_Aim of the exercise_
Give every entry again, word for word.

_Entries provided_
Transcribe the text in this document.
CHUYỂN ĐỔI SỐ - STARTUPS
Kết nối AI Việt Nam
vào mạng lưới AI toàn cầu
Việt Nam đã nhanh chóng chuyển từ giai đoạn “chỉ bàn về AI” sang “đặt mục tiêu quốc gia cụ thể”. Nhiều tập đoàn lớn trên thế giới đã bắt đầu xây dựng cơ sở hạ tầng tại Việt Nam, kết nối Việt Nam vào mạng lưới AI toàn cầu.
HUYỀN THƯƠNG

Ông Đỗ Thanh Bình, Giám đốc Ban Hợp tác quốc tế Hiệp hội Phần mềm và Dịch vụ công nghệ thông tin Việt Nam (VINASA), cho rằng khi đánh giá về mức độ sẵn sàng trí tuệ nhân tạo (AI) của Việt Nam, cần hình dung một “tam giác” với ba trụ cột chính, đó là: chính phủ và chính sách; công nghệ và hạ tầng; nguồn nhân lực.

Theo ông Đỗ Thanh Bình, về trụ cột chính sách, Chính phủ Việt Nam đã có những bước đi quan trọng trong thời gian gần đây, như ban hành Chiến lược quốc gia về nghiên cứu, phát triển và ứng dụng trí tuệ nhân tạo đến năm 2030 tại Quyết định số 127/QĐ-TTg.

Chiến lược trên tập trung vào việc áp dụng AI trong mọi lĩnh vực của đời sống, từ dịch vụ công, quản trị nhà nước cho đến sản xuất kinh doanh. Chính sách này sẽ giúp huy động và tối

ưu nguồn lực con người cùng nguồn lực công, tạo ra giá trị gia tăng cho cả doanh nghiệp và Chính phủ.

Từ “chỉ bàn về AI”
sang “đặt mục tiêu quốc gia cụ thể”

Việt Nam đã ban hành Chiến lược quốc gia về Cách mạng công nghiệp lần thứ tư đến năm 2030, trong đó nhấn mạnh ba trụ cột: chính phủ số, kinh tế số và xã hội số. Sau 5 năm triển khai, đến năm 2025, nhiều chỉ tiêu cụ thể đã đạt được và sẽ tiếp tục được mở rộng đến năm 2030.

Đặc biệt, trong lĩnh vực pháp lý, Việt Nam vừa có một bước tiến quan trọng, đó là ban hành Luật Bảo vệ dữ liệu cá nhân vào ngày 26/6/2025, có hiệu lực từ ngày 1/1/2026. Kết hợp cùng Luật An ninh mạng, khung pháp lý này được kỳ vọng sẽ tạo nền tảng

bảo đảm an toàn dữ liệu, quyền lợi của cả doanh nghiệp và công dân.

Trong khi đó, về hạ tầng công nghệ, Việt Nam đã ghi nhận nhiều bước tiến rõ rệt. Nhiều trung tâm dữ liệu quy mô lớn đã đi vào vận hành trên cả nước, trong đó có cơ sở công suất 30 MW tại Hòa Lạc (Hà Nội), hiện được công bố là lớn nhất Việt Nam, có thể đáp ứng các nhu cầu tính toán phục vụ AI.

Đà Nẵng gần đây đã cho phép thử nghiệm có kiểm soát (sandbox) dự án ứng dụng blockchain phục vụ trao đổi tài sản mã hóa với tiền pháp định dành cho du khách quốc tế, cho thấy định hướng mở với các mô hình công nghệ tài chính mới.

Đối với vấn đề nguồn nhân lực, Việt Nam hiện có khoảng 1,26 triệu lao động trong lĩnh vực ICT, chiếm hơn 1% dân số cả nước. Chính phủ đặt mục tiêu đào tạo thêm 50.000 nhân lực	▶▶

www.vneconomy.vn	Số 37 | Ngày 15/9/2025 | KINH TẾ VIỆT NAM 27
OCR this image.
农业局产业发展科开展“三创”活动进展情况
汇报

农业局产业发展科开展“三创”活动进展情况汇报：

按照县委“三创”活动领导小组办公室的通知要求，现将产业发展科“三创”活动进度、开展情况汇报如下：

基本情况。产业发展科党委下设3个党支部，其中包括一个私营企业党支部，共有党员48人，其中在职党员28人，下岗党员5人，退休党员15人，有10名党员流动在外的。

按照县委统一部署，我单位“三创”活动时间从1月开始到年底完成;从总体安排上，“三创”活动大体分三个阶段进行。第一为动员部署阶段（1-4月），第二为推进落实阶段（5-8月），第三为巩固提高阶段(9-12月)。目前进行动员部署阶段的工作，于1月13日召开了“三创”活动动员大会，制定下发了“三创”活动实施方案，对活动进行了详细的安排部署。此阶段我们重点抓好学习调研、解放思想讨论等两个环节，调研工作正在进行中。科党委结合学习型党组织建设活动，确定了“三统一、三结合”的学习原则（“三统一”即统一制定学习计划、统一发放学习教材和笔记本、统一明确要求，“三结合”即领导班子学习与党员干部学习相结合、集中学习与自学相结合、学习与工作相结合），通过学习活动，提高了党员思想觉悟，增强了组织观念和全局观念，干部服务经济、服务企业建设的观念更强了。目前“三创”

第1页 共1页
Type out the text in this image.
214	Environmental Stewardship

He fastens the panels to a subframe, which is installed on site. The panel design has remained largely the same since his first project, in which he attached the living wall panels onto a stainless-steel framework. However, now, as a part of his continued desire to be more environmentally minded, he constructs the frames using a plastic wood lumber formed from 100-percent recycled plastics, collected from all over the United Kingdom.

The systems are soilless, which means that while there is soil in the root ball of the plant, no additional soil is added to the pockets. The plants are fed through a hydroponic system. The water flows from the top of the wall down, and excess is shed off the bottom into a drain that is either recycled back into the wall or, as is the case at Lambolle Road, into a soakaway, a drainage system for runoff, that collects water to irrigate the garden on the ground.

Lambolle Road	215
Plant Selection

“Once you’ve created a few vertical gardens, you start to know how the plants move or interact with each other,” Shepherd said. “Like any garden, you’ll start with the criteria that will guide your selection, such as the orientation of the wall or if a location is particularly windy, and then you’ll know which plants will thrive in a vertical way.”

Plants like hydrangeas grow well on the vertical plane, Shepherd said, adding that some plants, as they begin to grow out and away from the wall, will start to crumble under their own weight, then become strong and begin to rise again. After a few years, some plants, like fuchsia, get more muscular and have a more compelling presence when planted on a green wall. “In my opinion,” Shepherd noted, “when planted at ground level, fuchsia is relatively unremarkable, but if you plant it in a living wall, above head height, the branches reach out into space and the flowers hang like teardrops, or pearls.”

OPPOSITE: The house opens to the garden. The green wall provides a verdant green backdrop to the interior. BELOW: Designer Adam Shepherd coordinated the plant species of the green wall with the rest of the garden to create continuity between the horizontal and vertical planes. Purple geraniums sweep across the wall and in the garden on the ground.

_Complete answer_
Transcribe the text in this document.
CHUYỂN ĐỔI SỐ - STARTUPS
Kết nối AI Việt Nam
vào mạng lưới AI toàn cầu
Việt Nam đã nhanh chóng chuyển từ giai đoạn “chỉ bàn về AI” sang “đặt mục tiêu quốc gia cụ thể”. Nhiều tập đoàn lớn trên thế giới đã bắt đầu xây dựng cơ sở hạ tầng tại Việt Nam, kết nối Việt Nam vào mạng lưới AI toàn cầu.
HUYỀN THƯƠNG

Ông Đỗ Thanh Bình, Giám đốc Ban Hợp tác quốc tế Hiệp hội Phần mềm và Dịch vụ công nghệ thông tin Việt Nam (VINASA), cho rằng khi đánh giá về mức độ sẵn sàng trí tuệ nhân tạo (AI) của Việt Nam, cần hình dung một “tam giác” với ba trụ cột chính, đó là: chính phủ và chính sách; công nghệ và hạ tầng; nguồn nhân lực.

Theo ông Đỗ Thanh Bình, về trụ cột chính sách, Chính phủ Việt Nam đã có những bước đi quan trọng trong thời gian gần đây, như ban hành Chiến lược quốc gia về nghiên cứu, phát triển và ứng dụng trí tuệ nhân tạo đến năm 2030 tại Quyết định số 127/QĐ-TTg.

Chiến lược trên tập trung vào việc áp dụng AI trong mọi lĩnh vực của đời sống, từ dịch vụ công, quản trị nhà nước cho đến sản xuất kinh doanh. Chính sách này sẽ giúp huy động và tối

ưu nguồn lực con người cùng nguồn lực công, tạo ra giá trị gia tăng cho cả doanh nghiệp và Chính phủ.

Từ “chỉ bàn về AI”
sang “đặt mục tiêu quốc gia cụ thể”

Việt Nam đã ban hành Chiến lược quốc gia về Cách mạng công nghiệp lần thứ tư đến năm 2030, trong đó nhấn mạnh ba trụ cột: chính phủ số, kinh tế số và xã hội số. Sau 5 năm triển khai, đến năm 2025, nhiều chỉ tiêu cụ thể đã đạt được và sẽ tiếp tục được mở rộng đến năm 2030.

Đặc biệt, trong lĩnh vực pháp lý, Việt Nam vừa có một bước tiến quan trọng, đó là ban hành Luật Bảo vệ dữ liệu cá nhân vào ngày 26/6/2025, có hiệu lực từ ngày 1/1/2026. Kết hợp cùng Luật An ninh mạng, khung pháp lý này được kỳ vọng sẽ tạo nền tảng

bảo đảm an toàn dữ liệu, quyền lợi của cả doanh nghiệp và công dân.

Trong khi đó, về hạ tầng công nghệ, Việt Nam đã ghi nhận nhiều bước tiến rõ rệt. Nhiều trung tâm dữ liệu quy mô lớn đã đi vào vận hành trên cả nước, trong đó có cơ sở công suất 30 MW tại Hòa Lạc (Hà Nội), hiện được công bố là lớn nhất Việt Nam, có thể đáp ứng các nhu cầu tính toán phục vụ AI.

Đà Nẵng gần đây đã cho phép thử nghiệm có kiểm soát (sandbox) dự án ứng dụng blockchain phục vụ trao đổi tài sản mã hóa với tiền pháp định dành cho du khách quốc tế, cho thấy định hướng mở với các mô hình công nghệ tài chính mới.

Đối với vấn đề nguồn nhân lực, Việt Nam hiện có khoảng 1,26 triệu lao động trong lĩnh vực ICT, chiếm hơn 1% dân số cả nước. Chính phủ đặt mục tiêu đào tạo thêm 50.000 nhân lực	▶▶

www.vneconomy.vn	Số 37 | Ngày 15/9/2025 | KINH TẾ VIỆT NAM 27
OCR this image.
农业局产业发展科开展“三创”活动进展情况
汇报

农业局产业发展科开展“三创”活动进展情况汇报：

按照县委“三创”活动领导小组办公室的通知要求，现将产业发展科“三创”活动进度、开展情况汇报如下：

基本情况。产业发展科党委下设3个党支部，其中包括一个私营企业党支部，共有党员48人，其中在职党员28人，下岗党员5人，退休党员15人，有10名党员流动在外的。

按照县委统一部署，我单位“三创”活动时间从1月开始到年底完成;从总体安排上，“三创”活动大体分三个阶段进行。第一为动员部署阶段（1-4月），第二为推进落实阶段（5-8月），第三为巩固提高阶段(9-12月)。目前进行动员部署阶段的工作，于1月13日召开了“三创”活动动员大会，制定下发了“三创”活动实施方案，对活动进行了详细的安排部署。此阶段我们重点抓好学习调研、解放思想讨论等两个环节，调研工作正在进行中。科党委结合学习型党组织建设活动，确定了“三统一、三结合”的学习原则（“三统一”即统一制定学习计划、统一发放学习教材和笔记本、统一明确要求，“三结合”即领导班子学习与党员干部学习相结合、集中学习与自学相结合、学习与工作相结合），通过学习活动，提高了党员思想觉悟，增强了组织观念和全局观念，干部服务经济、服务企业建设的观念更强了。目前“三创”

第1页 共1页
Type out the text in this image.
214	Environmental Stewardship

He fastens the panels to a subframe, which is installed on site. The panel design has remained largely the same since his first project, in which he attached the living wall panels onto a stainless-steel framework. However, now, as a part of his continued desire to be more environmentally minded, he constructs the frames using a plastic wood lumber formed from 100-percent recycled plastics, collected from all over the United Kingdom.

The systems are soilless, which means that while there is soil in the root ball of the plant, no additional soil is added to the pockets. The plants are fed through a hydroponic system. The water flows from the top of the wall down, and excess is shed off the bottom into a drain that is either recycled back into the wall or, as is the case at Lambolle Road, into a soakaway, a drainage system for runoff, that collects water to irrigate the garden on the ground.

Lambolle Road	215
Plant Selection

“Once you’ve created a few vertical gardens, you start to know how the plants move or interact with each other,” Shepherd said. “Like any garden, you’ll start with the criteria that will guide your selection, such as the orientation of the wall or if a location is particularly windy, and then you’ll know which plants will thrive in a vertical way.”

Plants like hydrangeas grow well on the vertical plane, Shepherd said, adding that some plants, as they begin to grow out and away from the wall, will start to crumble under their own weight, then become strong and begin to rise again. After a few years, some plants, like fuchsia, get more muscular and have a more compelling presence when planted on a green wall. “In my opinion,” Shepherd noted, “when planted at ground level, fuchsia is relatively unremarkable, but if you plant it in a living wall, above head height, the branches reach out into space and the flowers hang like teardrops, or pearls.”

OPPOSITE: The house opens to the garden. The green wall provides a verdant green backdrop to the interior. BELOW: Designer Adam Shepherd coordinated the plant species of the green wall with the rest of the garden to create continuity between the horizontal and vertical planes. Purple geraniums sweep across the wall and in the garden on the ground.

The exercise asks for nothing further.